● **Exercise description**: Write out all of the data exactly as it appears.

● **Input rows**:
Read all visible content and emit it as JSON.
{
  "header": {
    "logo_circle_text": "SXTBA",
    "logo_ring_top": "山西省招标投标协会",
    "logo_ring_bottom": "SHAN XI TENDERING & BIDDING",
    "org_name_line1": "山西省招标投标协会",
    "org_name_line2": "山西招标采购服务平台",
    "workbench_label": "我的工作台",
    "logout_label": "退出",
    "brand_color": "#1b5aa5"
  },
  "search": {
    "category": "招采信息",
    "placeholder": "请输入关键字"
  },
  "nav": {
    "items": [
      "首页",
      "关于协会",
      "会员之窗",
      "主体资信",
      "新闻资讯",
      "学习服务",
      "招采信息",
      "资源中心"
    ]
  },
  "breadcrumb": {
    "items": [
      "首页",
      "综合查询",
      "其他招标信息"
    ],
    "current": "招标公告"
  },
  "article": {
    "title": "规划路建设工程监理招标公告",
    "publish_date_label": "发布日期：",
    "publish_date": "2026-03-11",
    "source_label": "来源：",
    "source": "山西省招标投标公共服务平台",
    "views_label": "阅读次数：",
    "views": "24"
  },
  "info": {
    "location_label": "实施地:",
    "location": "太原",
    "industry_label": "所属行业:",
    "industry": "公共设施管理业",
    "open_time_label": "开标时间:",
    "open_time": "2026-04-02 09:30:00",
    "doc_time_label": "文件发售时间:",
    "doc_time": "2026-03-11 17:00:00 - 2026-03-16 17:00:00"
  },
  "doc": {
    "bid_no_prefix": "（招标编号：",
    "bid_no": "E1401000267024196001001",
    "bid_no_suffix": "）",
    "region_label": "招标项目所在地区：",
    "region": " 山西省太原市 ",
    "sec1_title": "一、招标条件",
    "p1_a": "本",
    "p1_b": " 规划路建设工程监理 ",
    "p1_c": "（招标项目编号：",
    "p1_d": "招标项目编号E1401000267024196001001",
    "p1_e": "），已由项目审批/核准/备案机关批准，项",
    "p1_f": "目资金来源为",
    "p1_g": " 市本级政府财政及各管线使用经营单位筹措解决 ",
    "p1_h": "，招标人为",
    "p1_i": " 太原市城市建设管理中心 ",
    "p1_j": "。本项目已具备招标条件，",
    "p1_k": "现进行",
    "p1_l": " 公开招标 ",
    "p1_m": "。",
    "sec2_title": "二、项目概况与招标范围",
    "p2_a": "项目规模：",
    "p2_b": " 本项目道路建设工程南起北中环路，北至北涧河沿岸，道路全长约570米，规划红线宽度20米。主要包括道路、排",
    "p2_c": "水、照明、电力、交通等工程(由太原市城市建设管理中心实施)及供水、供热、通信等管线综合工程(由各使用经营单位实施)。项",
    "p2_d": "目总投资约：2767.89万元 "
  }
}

● **Solution to this task**:
Read all visible content and emit it as JSON.
{
  "header": {
    "logo_circle_text": "SXTBA",
    "logo_ring_top": "山西省招标投标协会",
    "logo_ring_bottom": "SHAN XI TENDERING & BIDDING",
    "org_name_line1": "山西省招标投标协会",
    "org_name_line2": "山西招标采购服务平台",
    "workbench_label": "我的工作台",
    "logout_label": "退出",
    "brand_color": "#1b5aa5"
  },
  "search": {
    "category": "招采信息",
    "placeholder": "请输入关键字"
  },
  "nav": {
    "items": [
      "首页",
      "关于协会",
      "会员之窗",
      "主体资信",
      "新闻资讯",
      "学习服务",
      "招采信息",
      "资源中心"
    ]
  },
  "breadcrumb": {
    "items": [
      "首页",
      "综合查询",
      "其他招标信息"
    ],
    "current": "招标公告"
  },
  "article": {
    "title": "规划路建设工程监理招标公告",
    "publish_date_label": "发布日期：",
    "publish_date": "2026-03-11",
    "source_label": "来源：",
    "source": "山西省招标投标公共服务平台",
    "views_label": "阅读次数：",
    "views": "24"
  },
  "info": {
    "location_label": "实施地:",
    "location": "太原",
    "industry_label": "所属行业:",
    "industry": "公共设施管理业",
    "open_time_label": "开标时间:",
    "open_time": "2026-04-02 09:30:00",
    "doc_time_label": "文件发售时间:",
    "doc_time": "2026-03-11 17:00:00 - 2026-03-16 17:00:00"
  },
  "doc": {
    "bid_no_prefix": "（招标编号：",
    "bid_no": "E1401000267024196001001",
    "bid_no_suffix": "）",
    "region_label": "招标项目所在地区：",
    "region": " 山西省太原市 ",
    "sec1_title": "一、招标条件",
    "p1_a": "本",
    "p1_b": " 规划路建设工程监理 ",
    "p1_c": "（招标项目编号：",
    "p1_d": "招标项目编号E1401000267024196001001",
    "p1_e": "），已由项目审批/核准/备案机关批准，项",
    "p1_f": "目资金来源为",
    "p1_g": " 市本级政府财政及各管线使用经营单位筹措解决 ",
    "p1_h": "，招标人为",
    "p1_i": " 太原市城市建设管理中心 ",
    "p1_j": "。本项目已具备招标条件，",
    "p1_k": "现进行",
    "p1_l": " 公开招标 ",
    "p1_m": "。",
    "sec2_title": "二、项目概况与招标范围",
    "p2_a": "项目规模：",
    "p2_b": " 本项目道路建设工程南起北中环路，北至北涧河沿岸，道路全长约570米，规划红线宽度20米。主要包括道路、排",
    "p2_c": "水、照明、电力、交通等工程(由太原市城市建设管理中心实施)及供水、供热、通信等管线综合工程(由各使用经营单位实施)。项",
    "p2_d": "目总投资约：2767.89万元 "
  }
}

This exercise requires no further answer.